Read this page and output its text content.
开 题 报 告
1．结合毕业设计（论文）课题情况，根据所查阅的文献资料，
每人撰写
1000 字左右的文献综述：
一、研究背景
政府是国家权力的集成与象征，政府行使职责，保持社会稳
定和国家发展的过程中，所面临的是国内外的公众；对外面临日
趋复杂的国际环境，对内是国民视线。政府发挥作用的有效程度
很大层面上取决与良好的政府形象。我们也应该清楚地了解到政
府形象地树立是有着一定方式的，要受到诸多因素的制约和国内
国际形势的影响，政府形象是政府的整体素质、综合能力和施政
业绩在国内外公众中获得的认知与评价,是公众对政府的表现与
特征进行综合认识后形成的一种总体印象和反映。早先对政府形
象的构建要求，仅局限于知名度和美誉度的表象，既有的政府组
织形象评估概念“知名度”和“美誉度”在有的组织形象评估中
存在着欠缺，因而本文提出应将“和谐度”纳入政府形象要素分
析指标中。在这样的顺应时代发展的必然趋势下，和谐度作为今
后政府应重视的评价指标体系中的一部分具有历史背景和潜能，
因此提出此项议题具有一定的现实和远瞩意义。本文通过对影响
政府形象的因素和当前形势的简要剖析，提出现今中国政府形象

=-=-=-=-=

- **What is required**
Print the entries exactly. Include every one.

- **Response for this exercise**
Read this page and output its text content.
开 题 报 告
1．结合毕业设计（论文）课题情况，根据所查阅的文献资料，
每人撰写
1000 字左右的文献综述：
一、研究背景
政府是国家权力的集成与象征，政府行使职责，保持社会稳
定和国家发展的过程中，所面临的是国内外的公众；对外面临日
趋复杂的国际环境，对内是国民视线。政府发挥作用的有效程度
很大层面上取决与良好的政府形象。我们也应该清楚地了解到政
府形象地树立是有着一定方式的，要受到诸多因素的制约和国内
国际形势的影响，政府形象是政府的整体素质、综合能力和施政
业绩在国内外公众中获得的认知与评价,是公众对政府的表现与
特征进行综合认识后形成的一种总体印象和反映。早先对政府形
象的构建要求，仅局限于知名度和美誉度的表象，既有的政府组
织形象评估概念“知名度”和“美誉度”在有的组织形象评估中
存在着欠缺，因而本文提出应将“和谐度”纳入政府形象要素分
析指标中。在这样的顺应时代发展的必然趋势下，和谐度作为今
后政府应重视的评价指标体系中的一部分具有历史背景和潜能，
因此提出此项议题具有一定的现实和远瞩意义。本文通过对影响
政府形象的因素和当前形势的简要剖析，提出现今中国政府形象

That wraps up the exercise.